··· DATASET CONTENT

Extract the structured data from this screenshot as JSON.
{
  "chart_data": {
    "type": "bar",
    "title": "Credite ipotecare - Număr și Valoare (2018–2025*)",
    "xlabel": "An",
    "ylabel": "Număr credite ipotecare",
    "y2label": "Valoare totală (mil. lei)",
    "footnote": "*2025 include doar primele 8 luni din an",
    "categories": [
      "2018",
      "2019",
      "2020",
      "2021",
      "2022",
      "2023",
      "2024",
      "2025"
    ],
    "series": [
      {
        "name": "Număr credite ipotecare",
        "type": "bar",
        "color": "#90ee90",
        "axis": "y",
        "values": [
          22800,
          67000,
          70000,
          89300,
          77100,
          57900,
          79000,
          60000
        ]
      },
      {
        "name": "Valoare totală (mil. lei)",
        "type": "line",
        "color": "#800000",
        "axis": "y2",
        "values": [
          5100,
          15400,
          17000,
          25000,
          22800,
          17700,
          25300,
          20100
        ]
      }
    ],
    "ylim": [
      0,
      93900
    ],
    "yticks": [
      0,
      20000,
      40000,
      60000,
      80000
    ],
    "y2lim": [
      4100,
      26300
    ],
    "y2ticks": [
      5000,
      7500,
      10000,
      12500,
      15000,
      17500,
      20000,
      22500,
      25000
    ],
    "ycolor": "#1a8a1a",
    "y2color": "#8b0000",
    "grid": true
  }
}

······

■ AIM OF THE TASK:
Reproduce the data, keeping every line exactly the same.

■ CORRECT RESULT:
Extract the structured data from this screenshot as JSON.
{
  "chart_data": {
    "type": "bar",
    "title": "Credite ipotecare - Număr și Valoare (2018–2025*)",
    "xlabel": "An",
    "ylabel": "Număr credite ipotecare",
    "y2label": "Valoare totală (mil. lei)",
    "footnote": "*2025 include doar primele 8 luni din an",
    "categories": [
      "2018",
      "2019",
      "2020",
      "2021",
      "2022",
      "2023",
      "2024",
      "2025"
    ],
    "series": [
      {
        "name": "Număr credite ipotecare",
        "type": "bar",
        "color": "#90ee90",
        "axis": "y",
        "values": [
          22800,
          67000,
          70000,
          89300,
          77100,
          57900,
          79000,
          60000
        ]
      },
      {
        "name": "Valoare totală (mil. lei)",
        "type": "line",
        "color": "#800000",
        "axis": "y2",
        "values": [
          5100,
          15400,
          17000,
          25000,
          22800,
          17700,
          25300,
          20100
        ]
      }
    ],
    "ylim": [
      0,
      93900
    ],
    "yticks": [
      0,
      20000,
      40000,
      60000,
      80000
    ],
    "y2lim": [
      4100,
      26300
    ],
    "y2ticks": [
      5000,
      7500,
      10000,
      12500,
      15000,
      17500,
      20000,
      22500,
      25000
    ],
    "ycolor": "#1a8a1a",
    "y2color": "#8b0000",
    "grid": true
  }
}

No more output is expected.